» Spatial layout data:
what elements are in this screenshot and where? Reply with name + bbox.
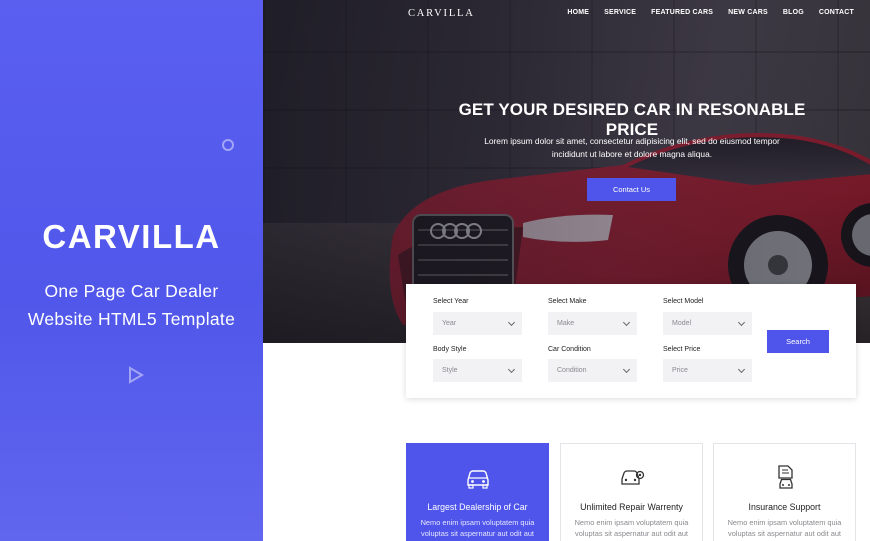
promo-subtitle-line2: Website HTML5 Template — [27, 309, 236, 329]
play-triangle-icon — [129, 366, 144, 384]
nav-service[interactable]: SERVICE — [604, 9, 636, 16]
nav-blog[interactable]: BLOG — [783, 9, 804, 16]
price-select[interactable]: Price — [663, 359, 752, 382]
model-label: Select Model — [663, 298, 704, 305]
nav-featured-cars[interactable]: FEATURED CARS — [651, 9, 713, 16]
car-icon — [467, 470, 489, 489]
condition-select[interactable]: Condition — [548, 359, 637, 382]
body-style-select[interactable]: Style — [433, 359, 522, 382]
feature-text: Nemo enim ipsam voluptatem quia voluptas… — [727, 518, 842, 538]
make-label: Select Make — [548, 298, 587, 305]
feature-card-dealership[interactable]: Largest Dealership of Car Nemo enim ipsa… — [406, 443, 549, 541]
feature-title: Unlimited Repair Warrenty — [580, 502, 683, 512]
promo-subtitle-line1: One Page Car Dealer — [44, 281, 219, 301]
chevron-down-icon — [507, 318, 516, 327]
year-select[interactable]: Year — [433, 312, 522, 335]
make-select-value: Make — [557, 320, 575, 327]
circle-decor-icon — [222, 139, 234, 151]
top-navbar: CARVILLA HOME SERVICE FEATURED CARS NEW … — [263, 0, 870, 26]
year-label: Select Year — [433, 298, 469, 305]
feature-card-insurance[interactable]: Insurance Support Nemo enim ipsam volupt… — [713, 443, 856, 541]
model-select[interactable]: Model — [663, 312, 752, 335]
feature-title: Largest Dealership of Car — [427, 502, 528, 512]
promo-panel: CARVILLA One Page Car Dealer Website HTM… — [0, 0, 263, 541]
site-logo[interactable]: CARVILLA — [408, 8, 475, 19]
nav-contact[interactable]: CONTACT — [819, 9, 854, 16]
insurance-icon — [778, 465, 793, 489]
chevron-down-icon — [622, 365, 631, 374]
nav-new-cars[interactable]: NEW CARS — [728, 9, 768, 16]
feature-title: Insurance Support — [748, 502, 821, 512]
search-button[interactable]: Search — [767, 330, 829, 353]
price-select-value: Price — [672, 367, 688, 374]
price-label: Select Price — [663, 346, 701, 353]
body-style-label: Body Style — [433, 346, 467, 353]
hero-lead-line1: Lorem ipsum dolor sit amet, consectetur … — [484, 136, 780, 146]
chevron-down-icon — [622, 318, 631, 327]
model-select-value: Model — [672, 320, 692, 327]
body-style-select-value: Style — [442, 367, 458, 374]
promo-title: CARVILLA — [42, 218, 221, 255]
nav-home[interactable]: HOME — [567, 9, 589, 16]
make-select[interactable]: Make — [548, 312, 637, 335]
car-search-panel: Select Year Year Select Make Make Select… — [406, 284, 856, 398]
main-menu: HOME SERVICE FEATURED CARS NEW CARS BLOG… — [552, 9, 854, 16]
contact-us-button[interactable]: Contact Us — [587, 178, 676, 201]
year-select-value: Year — [442, 320, 457, 327]
condition-label: Car Condition — [548, 346, 591, 353]
chevron-down-icon — [507, 365, 516, 374]
repair-icon — [621, 470, 645, 485]
feature-text: Nemo enim ipsam voluptatem quia voluptas… — [420, 518, 535, 538]
hero-lead-line2: incididunt ut labore et dolore magna ali… — [551, 148, 713, 159]
hero-headline: GET YOUR DESIRED CAR IN RESONABLE PRICE — [458, 100, 806, 139]
condition-select-value: Condition — [557, 367, 587, 374]
feature-card-repair[interactable]: Unlimited Repair Warrenty Nemo enim ipsa… — [560, 443, 703, 541]
chevron-down-icon — [737, 365, 746, 374]
feature-text: Nemo enim ipsam voluptatem quia voluptas… — [574, 518, 689, 538]
chevron-down-icon — [737, 318, 746, 327]
hero-lead: Lorem ipsum dolor sit amet, consectetur … — [472, 135, 792, 160]
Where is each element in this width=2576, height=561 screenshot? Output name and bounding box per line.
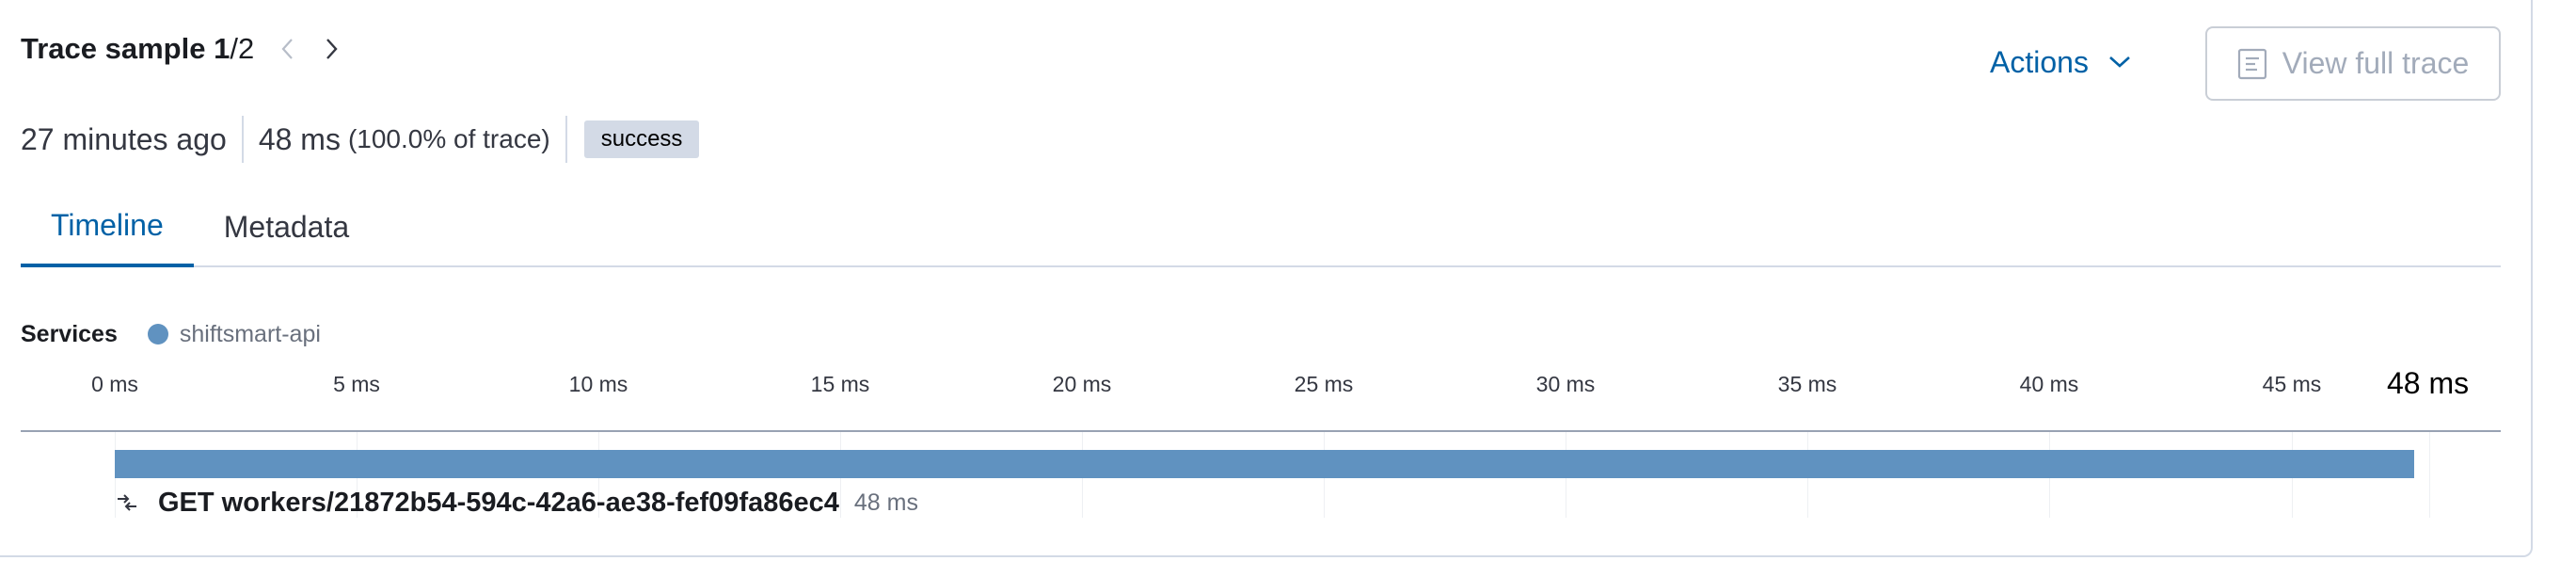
actions-label: Actions [1990, 44, 2089, 79]
transaction-panel: Trace sample 1/2 Actions View full trace… [0, 0, 2533, 557]
percent-of-trace: (100.0% of trace) [347, 124, 550, 153]
sample-total: /2 [230, 32, 255, 65]
timestamp: 27 minutes ago [21, 121, 227, 156]
trace-sample-header: Trace sample 1/2 [21, 28, 352, 70]
view-full-trace-label: View full trace [2282, 46, 2470, 80]
tick-label: 35 ms [1777, 372, 1837, 396]
services-legend: Services shiftsmart-api [21, 318, 321, 350]
span-duration-bar[interactable] [115, 450, 2415, 478]
tick-label: 10 ms [568, 372, 628, 396]
tab-metadata[interactable]: Metadata [194, 186, 379, 267]
previous-sample-button[interactable] [267, 28, 309, 70]
service-name: shiftsmart-api [179, 320, 321, 347]
tick-label: 40 ms [2019, 372, 2079, 396]
span-row[interactable]: GET workers/21872b54-594c-42a6-ae38-fef0… [115, 484, 918, 521]
next-sample-button[interactable] [310, 28, 352, 70]
tick-label: 30 ms [1535, 372, 1596, 396]
sample-current: 1 [214, 32, 231, 65]
http-request-icon [118, 494, 136, 511]
divider [241, 116, 244, 163]
chevron-left-icon [281, 39, 294, 59]
span-duration: 48 ms [853, 489, 918, 516]
tick-label: 15 ms [810, 372, 870, 396]
service-color-dot [147, 324, 168, 345]
chevron-right-icon [326, 39, 338, 59]
chevron-down-icon [2109, 56, 2130, 68]
tab-timeline[interactable]: Timeline [21, 186, 194, 267]
trace-summary: 27 minutes ago 48 ms (100.0% of trace) s… [21, 113, 700, 166]
view-full-trace-button[interactable]: View full trace [2205, 26, 2501, 101]
span-name: GET workers/21872b54-594c-42a6-ae38-fef0… [158, 487, 839, 518]
timeline-axis-labels: 0 ms 5 ms 10 ms 15 ms 20 ms 25 ms 30 ms … [0, 366, 2533, 409]
grid-line [2429, 432, 2430, 518]
status-badge: success [583, 120, 700, 158]
duration: 48 ms [258, 121, 341, 156]
tick-label: 45 ms [2262, 372, 2322, 396]
services-label: Services [21, 320, 118, 347]
tick-label: 0 ms [91, 372, 138, 396]
tab-bar: Timeline Metadata [21, 186, 2501, 267]
timeline-end-label: 48 ms [2387, 366, 2470, 400]
timeline-axis [21, 430, 2501, 432]
tick-label: 5 ms [333, 372, 380, 396]
tick-label: 20 ms [1052, 372, 1112, 396]
actions-menu-button[interactable]: Actions [1990, 38, 2132, 87]
divider [564, 116, 567, 163]
title-prefix: Trace sample [21, 32, 215, 65]
tick-label: 25 ms [1294, 372, 1354, 396]
page-title: Trace sample 1/2 [21, 32, 254, 66]
document-icon [2237, 48, 2266, 79]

» PROMPT: Could you copy all of the lines above word for word, omitting the pictures?

» SOLUTION TO THE EXERCISE:
what elements are in this screenshot and where? Reply with name + bbox.
promo-subtitle-line2: Website HTML5 Template — [27, 309, 236, 329]
play-triangle-icon — [129, 366, 144, 384]
nav-service[interactable]: SERVICE — [604, 9, 636, 16]
nav-blog[interactable]: BLOG — [783, 9, 804, 16]
price-select[interactable]: Price — [663, 359, 752, 382]
model-label: Select Model — [663, 298, 704, 305]
nav-featured-cars[interactable]: FEATURED CARS — [651, 9, 713, 16]
car-icon — [467, 470, 489, 489]
condition-select[interactable]: Condition — [548, 359, 637, 382]
body-style-select[interactable]: Style — [433, 359, 522, 382]
feature-text: Nemo enim ipsam voluptatem quia voluptas… — [727, 518, 842, 538]
make-label: Select Make — [548, 298, 587, 305]
feature-card-dealership[interactable]: Largest Dealership of Car Nemo enim ipsa… — [406, 443, 549, 541]
feature-title: Unlimited Repair Warrenty — [580, 502, 683, 512]
promo-subtitle-line1: One Page Car Dealer — [44, 281, 219, 301]
chevron-down-icon — [507, 318, 516, 327]
year-select[interactable]: Year — [433, 312, 522, 335]
make-select-value: Make — [557, 320, 575, 327]
circle-decor-icon — [222, 139, 234, 151]
top-navbar: CARVILLA HOME SERVICE FEATURED CARS NEW … — [263, 0, 870, 26]
year-label: Select Year — [433, 298, 469, 305]
feature-card-insurance[interactable]: Insurance Support Nemo enim ipsam volupt… — [713, 443, 856, 541]
model-select[interactable]: Model — [663, 312, 752, 335]
feature-title: Largest Dealership of Car — [427, 502, 528, 512]
promo-panel: CARVILLA One Page Car Dealer Website HTM… — [0, 0, 263, 541]
site-logo[interactable]: CARVILLA — [408, 8, 475, 19]
nav-contact[interactable]: CONTACT — [819, 9, 854, 16]
insurance-icon — [778, 465, 793, 489]
chevron-down-icon — [622, 365, 631, 374]
nav-new-cars[interactable]: NEW CARS — [728, 9, 768, 16]
feature-title: Insurance Support — [748, 502, 821, 512]
search-button[interactable]: Search — [767, 330, 829, 353]
price-select-value: Price — [672, 367, 688, 374]
price-label: Select Price — [663, 346, 701, 353]
body-style-label: Body Style — [433, 346, 467, 353]
hero-lead-line1: Lorem ipsum dolor sit amet, consectetur … — [484, 136, 780, 146]
chevron-down-icon — [622, 318, 631, 327]
model-select-value: Model — [672, 320, 692, 327]
body-style-select-value: Style — [442, 367, 458, 374]
promo-title: CARVILLA — [42, 218, 221, 255]
nav-home[interactable]: HOME — [567, 9, 589, 16]
make-select[interactable]: Make — [548, 312, 637, 335]
car-search-panel: Select Year Year Select Make Make Select… — [406, 284, 856, 398]
main-menu: HOME SERVICE FEATURED CARS NEW CARS BLOG… — [552, 9, 854, 16]
contact-us-button[interactable]: Contact Us — [587, 178, 676, 201]
year-select-value: Year — [442, 320, 457, 327]
condition-label: Car Condition — [548, 346, 591, 353]
chevron-down-icon — [507, 365, 516, 374]
repair-icon — [621, 470, 645, 485]
feature-text: Nemo enim ipsam voluptatem quia voluptas… — [420, 518, 535, 538]
hero-lead-line2: incididunt ut labore et dolore magna ali… — [551, 148, 713, 159]
hero-headline: GET YOUR DESIRED CAR IN RESONABLE PRICE — [458, 100, 806, 139]
condition-select-value: Condition — [557, 367, 587, 374]
feature-card-repair[interactable]: Unlimited Repair Warrenty Nemo enim ipsa… — [560, 443, 703, 541]
chevron-down-icon — [737, 365, 746, 374]
feature-text: Nemo enim ipsam voluptatem quia voluptas… — [574, 518, 689, 538]
chevron-down-icon — [737, 318, 746, 327]
hero-lead: Lorem ipsum dolor sit amet, consectetur … — [472, 135, 792, 160]
Where is each element in this width=2576, height=561 screenshot? Output name and bounding box per line.
actions-label: Actions [1990, 44, 2089, 79]
transaction-panel: Trace sample 1/2 Actions View full trace… [0, 0, 2533, 557]
percent-of-trace: (100.0% of trace) [347, 124, 550, 153]
sample-total: /2 [230, 32, 255, 65]
timestamp: 27 minutes ago [21, 121, 227, 156]
trace-sample-header: Trace sample 1/2 [21, 28, 352, 70]
view-full-trace-label: View full trace [2282, 46, 2470, 80]
tick-label: 35 ms [1777, 372, 1837, 396]
services-legend: Services shiftsmart-api [21, 318, 321, 350]
span-duration-bar[interactable] [115, 450, 2415, 478]
tick-label: 10 ms [568, 372, 628, 396]
tab-metadata[interactable]: Metadata [194, 186, 379, 267]
previous-sample-button[interactable] [267, 28, 309, 70]
service-name: shiftsmart-api [179, 320, 321, 347]
tick-label: 40 ms [2019, 372, 2079, 396]
span-row[interactable]: GET workers/21872b54-594c-42a6-ae38-fef0… [115, 484, 918, 521]
next-sample-button[interactable] [310, 28, 352, 70]
tick-label: 30 ms [1535, 372, 1596, 396]
sample-current: 1 [214, 32, 231, 65]
http-request-icon [118, 494, 136, 511]
divider [241, 116, 244, 163]
chevron-left-icon [281, 39, 294, 59]
span-duration: 48 ms [853, 489, 918, 516]
tick-label: 15 ms [810, 372, 870, 396]
service-color-dot [147, 324, 168, 345]
chevron-right-icon [326, 39, 338, 59]
chevron-down-icon [2109, 56, 2130, 68]
tab-timeline[interactable]: Timeline [21, 186, 194, 267]
trace-summary: 27 minutes ago 48 ms (100.0% of trace) s… [21, 113, 700, 166]
view-full-trace-button[interactable]: View full trace [2205, 26, 2501, 101]
span-name: GET workers/21872b54-594c-42a6-ae38-fef0… [158, 487, 839, 518]
timeline-axis-labels: 0 ms 5 ms 10 ms 15 ms 20 ms 25 ms 30 ms … [0, 366, 2533, 409]
grid-line [2429, 432, 2430, 518]
status-badge: success [583, 120, 700, 158]
duration: 48 ms [258, 121, 341, 156]
tick-label: 45 ms [2262, 372, 2322, 396]
services-label: Services [21, 320, 118, 347]
tick-label: 0 ms [91, 372, 138, 396]
tab-bar: Timeline Metadata [21, 186, 2501, 267]
timeline-end-label: 48 ms [2387, 366, 2470, 400]
timeline-axis [21, 430, 2501, 432]
tick-label: 5 ms [333, 372, 380, 396]
tick-label: 20 ms [1052, 372, 1112, 396]
actions-menu-button[interactable]: Actions [1990, 38, 2132, 87]
divider [564, 116, 567, 163]
title-prefix: Trace sample [21, 32, 215, 65]
tick-label: 25 ms [1294, 372, 1354, 396]
page-title: Trace sample 1/2 [21, 32, 254, 66]
document-icon [2237, 48, 2266, 79]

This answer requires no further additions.